## [DATA FOR THE TASK]
--------
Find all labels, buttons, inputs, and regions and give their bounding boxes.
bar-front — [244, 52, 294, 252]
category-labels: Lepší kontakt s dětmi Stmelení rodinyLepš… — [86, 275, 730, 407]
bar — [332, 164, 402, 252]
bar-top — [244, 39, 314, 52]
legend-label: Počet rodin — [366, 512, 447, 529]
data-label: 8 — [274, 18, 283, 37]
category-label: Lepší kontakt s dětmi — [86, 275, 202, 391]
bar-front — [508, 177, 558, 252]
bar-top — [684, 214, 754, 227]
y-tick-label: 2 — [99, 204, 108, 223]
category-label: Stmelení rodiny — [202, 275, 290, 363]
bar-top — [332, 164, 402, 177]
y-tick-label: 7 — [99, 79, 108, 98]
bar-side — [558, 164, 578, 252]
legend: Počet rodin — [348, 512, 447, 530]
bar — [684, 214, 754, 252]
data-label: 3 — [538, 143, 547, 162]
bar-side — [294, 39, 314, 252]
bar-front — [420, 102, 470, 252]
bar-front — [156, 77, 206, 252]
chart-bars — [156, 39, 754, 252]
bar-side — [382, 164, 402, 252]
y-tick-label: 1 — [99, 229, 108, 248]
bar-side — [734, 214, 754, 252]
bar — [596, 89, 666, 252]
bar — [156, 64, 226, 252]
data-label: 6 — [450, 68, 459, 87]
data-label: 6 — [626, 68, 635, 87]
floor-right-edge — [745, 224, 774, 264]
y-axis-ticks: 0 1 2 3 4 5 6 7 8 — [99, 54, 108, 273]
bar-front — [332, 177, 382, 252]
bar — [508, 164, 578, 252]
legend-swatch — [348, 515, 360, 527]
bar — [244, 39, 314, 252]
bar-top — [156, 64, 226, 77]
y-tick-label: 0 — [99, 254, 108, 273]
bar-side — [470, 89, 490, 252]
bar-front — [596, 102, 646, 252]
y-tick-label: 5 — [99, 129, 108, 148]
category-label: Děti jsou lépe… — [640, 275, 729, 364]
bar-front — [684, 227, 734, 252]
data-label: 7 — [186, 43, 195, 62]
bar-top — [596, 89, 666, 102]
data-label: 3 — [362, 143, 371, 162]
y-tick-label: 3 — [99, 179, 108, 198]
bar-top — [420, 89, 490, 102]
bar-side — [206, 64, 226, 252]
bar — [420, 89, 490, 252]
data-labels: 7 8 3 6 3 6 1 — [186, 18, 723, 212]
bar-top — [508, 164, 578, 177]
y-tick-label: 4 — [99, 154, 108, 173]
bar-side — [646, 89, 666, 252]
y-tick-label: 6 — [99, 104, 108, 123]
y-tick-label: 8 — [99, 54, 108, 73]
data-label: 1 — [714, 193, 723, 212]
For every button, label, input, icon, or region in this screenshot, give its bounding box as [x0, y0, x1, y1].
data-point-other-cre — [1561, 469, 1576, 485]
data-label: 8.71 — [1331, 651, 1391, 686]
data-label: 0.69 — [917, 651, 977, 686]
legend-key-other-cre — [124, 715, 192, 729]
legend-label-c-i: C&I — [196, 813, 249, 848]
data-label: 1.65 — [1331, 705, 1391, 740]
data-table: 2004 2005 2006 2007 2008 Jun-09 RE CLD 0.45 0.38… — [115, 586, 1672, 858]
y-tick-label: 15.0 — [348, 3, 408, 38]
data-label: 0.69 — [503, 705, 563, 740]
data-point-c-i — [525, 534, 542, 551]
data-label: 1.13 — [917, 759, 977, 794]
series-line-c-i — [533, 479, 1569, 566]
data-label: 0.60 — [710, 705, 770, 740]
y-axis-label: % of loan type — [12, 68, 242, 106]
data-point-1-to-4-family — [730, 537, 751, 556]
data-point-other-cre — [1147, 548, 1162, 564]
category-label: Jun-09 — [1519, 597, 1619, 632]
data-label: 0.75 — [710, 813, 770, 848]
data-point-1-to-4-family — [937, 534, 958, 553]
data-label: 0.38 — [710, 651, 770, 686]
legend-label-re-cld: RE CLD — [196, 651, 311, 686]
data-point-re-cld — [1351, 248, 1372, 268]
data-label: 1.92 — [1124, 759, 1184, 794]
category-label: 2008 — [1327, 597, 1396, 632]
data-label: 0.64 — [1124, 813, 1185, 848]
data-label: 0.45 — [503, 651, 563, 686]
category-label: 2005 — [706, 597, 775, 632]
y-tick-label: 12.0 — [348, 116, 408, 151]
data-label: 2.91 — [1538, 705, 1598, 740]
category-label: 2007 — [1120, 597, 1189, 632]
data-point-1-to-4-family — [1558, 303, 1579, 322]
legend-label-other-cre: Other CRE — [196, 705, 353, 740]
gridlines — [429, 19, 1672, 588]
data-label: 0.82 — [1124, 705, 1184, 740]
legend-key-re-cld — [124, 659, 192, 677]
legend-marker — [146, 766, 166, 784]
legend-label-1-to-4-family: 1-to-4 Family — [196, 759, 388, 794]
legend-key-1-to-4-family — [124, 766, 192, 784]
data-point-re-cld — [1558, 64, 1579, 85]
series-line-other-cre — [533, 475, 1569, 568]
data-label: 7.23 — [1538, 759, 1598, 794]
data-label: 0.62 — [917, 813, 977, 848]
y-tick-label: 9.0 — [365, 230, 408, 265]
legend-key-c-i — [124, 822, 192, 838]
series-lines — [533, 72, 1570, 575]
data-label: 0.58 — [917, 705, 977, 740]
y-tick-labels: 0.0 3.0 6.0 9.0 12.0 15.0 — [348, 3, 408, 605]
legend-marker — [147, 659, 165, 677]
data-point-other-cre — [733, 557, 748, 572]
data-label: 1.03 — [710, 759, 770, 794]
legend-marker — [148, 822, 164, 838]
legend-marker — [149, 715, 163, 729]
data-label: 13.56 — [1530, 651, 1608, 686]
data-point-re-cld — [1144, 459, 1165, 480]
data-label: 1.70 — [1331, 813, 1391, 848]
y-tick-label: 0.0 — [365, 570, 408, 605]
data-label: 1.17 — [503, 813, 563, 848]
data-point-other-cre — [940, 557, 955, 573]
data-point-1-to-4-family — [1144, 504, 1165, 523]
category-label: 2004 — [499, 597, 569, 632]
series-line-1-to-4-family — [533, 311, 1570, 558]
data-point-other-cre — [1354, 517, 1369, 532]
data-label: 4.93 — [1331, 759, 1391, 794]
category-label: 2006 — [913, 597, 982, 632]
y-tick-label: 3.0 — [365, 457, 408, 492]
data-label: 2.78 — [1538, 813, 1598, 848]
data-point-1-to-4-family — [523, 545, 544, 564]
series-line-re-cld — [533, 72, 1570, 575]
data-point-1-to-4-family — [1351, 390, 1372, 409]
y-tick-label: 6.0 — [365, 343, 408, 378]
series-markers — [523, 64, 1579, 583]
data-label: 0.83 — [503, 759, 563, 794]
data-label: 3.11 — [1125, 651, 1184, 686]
--------
## [AIM OF THE EXERCISE]
Rewrite the listing above, replacing every occurrence of "give" with "list" and leaving everything else unchanged.

## [RESULT]
Find all labels, buttons, inputs, and regions and list their bounding boxes.
bar-front — [244, 52, 294, 252]
category-labels: Lepší kontakt s dětmi Stmelení rodinyLepš… — [86, 275, 730, 407]
bar — [332, 164, 402, 252]
bar-top — [244, 39, 314, 52]
legend-label: Počet rodin — [366, 512, 447, 529]
data-label: 8 — [274, 18, 283, 37]
category-label: Lepší kontakt s dětmi — [86, 275, 202, 391]
bar-front — [508, 177, 558, 252]
bar-top — [684, 214, 754, 227]
y-tick-label: 2 — [99, 204, 108, 223]
category-label: Stmelení rodiny — [202, 275, 290, 363]
bar-top — [332, 164, 402, 177]
y-tick-label: 7 — [99, 79, 108, 98]
bar-side — [558, 164, 578, 252]
legend: Počet rodin — [348, 512, 447, 530]
bar — [684, 214, 754, 252]
data-label: 3 — [538, 143, 547, 162]
bar-side — [294, 39, 314, 252]
bar-front — [420, 102, 470, 252]
bar-front — [156, 77, 206, 252]
chart-bars — [156, 39, 754, 252]
bar-side — [382, 164, 402, 252]
y-tick-label: 1 — [99, 229, 108, 248]
bar-side — [734, 214, 754, 252]
bar — [596, 89, 666, 252]
bar — [156, 64, 226, 252]
data-label: 6 — [450, 68, 459, 87]
data-label: 6 — [626, 68, 635, 87]
floor-right-edge — [745, 224, 774, 264]
y-axis-ticks: 0 1 2 3 4 5 6 7 8 — [99, 54, 108, 273]
bar-front — [332, 177, 382, 252]
bar — [508, 164, 578, 252]
legend-swatch — [348, 515, 360, 527]
bar — [244, 39, 314, 252]
bar-top — [156, 64, 226, 77]
y-tick-label: 0 — [99, 254, 108, 273]
bar-side — [470, 89, 490, 252]
bar-front — [596, 102, 646, 252]
y-tick-label: 5 — [99, 129, 108, 148]
category-label: Děti jsou lépe… — [640, 275, 729, 364]
bar-front — [684, 227, 734, 252]
data-label: 7 — [186, 43, 195, 62]
bar-top — [596, 89, 666, 102]
data-label: 3 — [362, 143, 371, 162]
y-tick-label: 3 — [99, 179, 108, 198]
bar-top — [420, 89, 490, 102]
bar-side — [206, 64, 226, 252]
bar — [420, 89, 490, 252]
data-labels: 7 8 3 6 3 6 1 — [186, 18, 723, 212]
bar-top — [508, 164, 578, 177]
y-tick-label: 4 — [99, 154, 108, 173]
bar-side — [646, 89, 666, 252]
y-tick-label: 6 — [99, 104, 108, 123]
y-tick-label: 8 — [99, 54, 108, 73]
data-label: 1 — [714, 193, 723, 212]
For every button, label, input, icon, or region in this screenshot, list its bounding box as [x0, y0, x1, y1].
data-point-other-cre — [1561, 469, 1576, 485]
data-label: 8.71 — [1331, 651, 1391, 686]
data-label: 0.69 — [917, 651, 977, 686]
legend-key-other-cre — [124, 715, 192, 729]
legend-label-c-i: C&I — [196, 813, 249, 848]
data-label: 1.65 — [1331, 705, 1391, 740]
data-table: 2004 2005 2006 2007 2008 Jun-09 RE CLD 0.45 0.38… — [115, 586, 1672, 858]
y-tick-label: 15.0 — [348, 3, 408, 38]
data-label: 0.69 — [503, 705, 563, 740]
data-point-c-i — [525, 534, 542, 551]
data-label: 1.13 — [917, 759, 977, 794]
series-line-c-i — [533, 479, 1569, 566]
data-label: 0.60 — [710, 705, 770, 740]
y-axis-label: % of loan type — [12, 68, 242, 106]
data-point-1-to-4-family — [730, 537, 751, 556]
data-point-other-cre — [1147, 548, 1162, 564]
category-label: Jun-09 — [1519, 597, 1619, 632]
data-label: 0.75 — [710, 813, 770, 848]
data-point-1-to-4-family — [937, 534, 958, 553]
data-label: 0.38 — [710, 651, 770, 686]
legend-label-re-cld: RE CLD — [196, 651, 311, 686]
data-point-re-cld — [1351, 248, 1372, 268]
data-label: 1.92 — [1124, 759, 1184, 794]
category-label: 2008 — [1327, 597, 1396, 632]
data-label: 0.64 — [1124, 813, 1185, 848]
data-label: 0.45 — [503, 651, 563, 686]
category-label: 2005 — [706, 597, 775, 632]
y-tick-label: 12.0 — [348, 116, 408, 151]
data-label: 2.91 — [1538, 705, 1598, 740]
category-label: 2007 — [1120, 597, 1189, 632]
data-point-1-to-4-family — [1558, 303, 1579, 322]
legend-label-other-cre: Other CRE — [196, 705, 353, 740]
gridlines — [429, 19, 1672, 588]
data-label: 0.82 — [1124, 705, 1184, 740]
legend-key-re-cld — [124, 659, 192, 677]
legend-marker — [146, 766, 166, 784]
legend-label-1-to-4-family: 1-to-4 Family — [196, 759, 388, 794]
legend-key-1-to-4-family — [124, 766, 192, 784]
data-point-re-cld — [1558, 64, 1579, 85]
series-line-other-cre — [533, 475, 1569, 568]
data-label: 7.23 — [1538, 759, 1598, 794]
data-label: 0.62 — [917, 813, 977, 848]
y-tick-label: 9.0 — [365, 230, 408, 265]
legend-key-c-i — [124, 822, 192, 838]
series-lines — [533, 72, 1570, 575]
data-label: 0.58 — [917, 705, 977, 740]
y-tick-labels: 0.0 3.0 6.0 9.0 12.0 15.0 — [348, 3, 408, 605]
legend-marker — [147, 659, 165, 677]
data-point-other-cre — [733, 557, 748, 572]
data-label: 1.03 — [710, 759, 770, 794]
legend-marker — [148, 822, 164, 838]
legend-marker — [149, 715, 163, 729]
data-label: 13.56 — [1530, 651, 1608, 686]
data-point-re-cld — [1144, 459, 1165, 480]
data-label: 1.70 — [1331, 813, 1391, 848]
y-tick-label: 0.0 — [365, 570, 408, 605]
data-label: 1.17 — [503, 813, 563, 848]
data-point-other-cre — [940, 557, 955, 573]
data-point-1-to-4-family — [1144, 504, 1165, 523]
category-label: 2004 — [499, 597, 569, 632]
series-line-1-to-4-family — [533, 311, 1570, 558]
data-point-other-cre — [1354, 517, 1369, 532]
data-label: 4.93 — [1331, 759, 1391, 794]
category-label: 2006 — [913, 597, 982, 632]
y-tick-label: 3.0 — [365, 457, 408, 492]
data-label: 2.78 — [1538, 813, 1598, 848]
data-point-1-to-4-family — [523, 545, 544, 564]
series-line-re-cld — [533, 72, 1570, 575]
data-point-1-to-4-family — [1351, 390, 1372, 409]
y-tick-label: 6.0 — [365, 343, 408, 378]
series-markers — [523, 64, 1579, 583]
data-label: 0.83 — [503, 759, 563, 794]
data-label: 3.11 — [1125, 651, 1184, 686]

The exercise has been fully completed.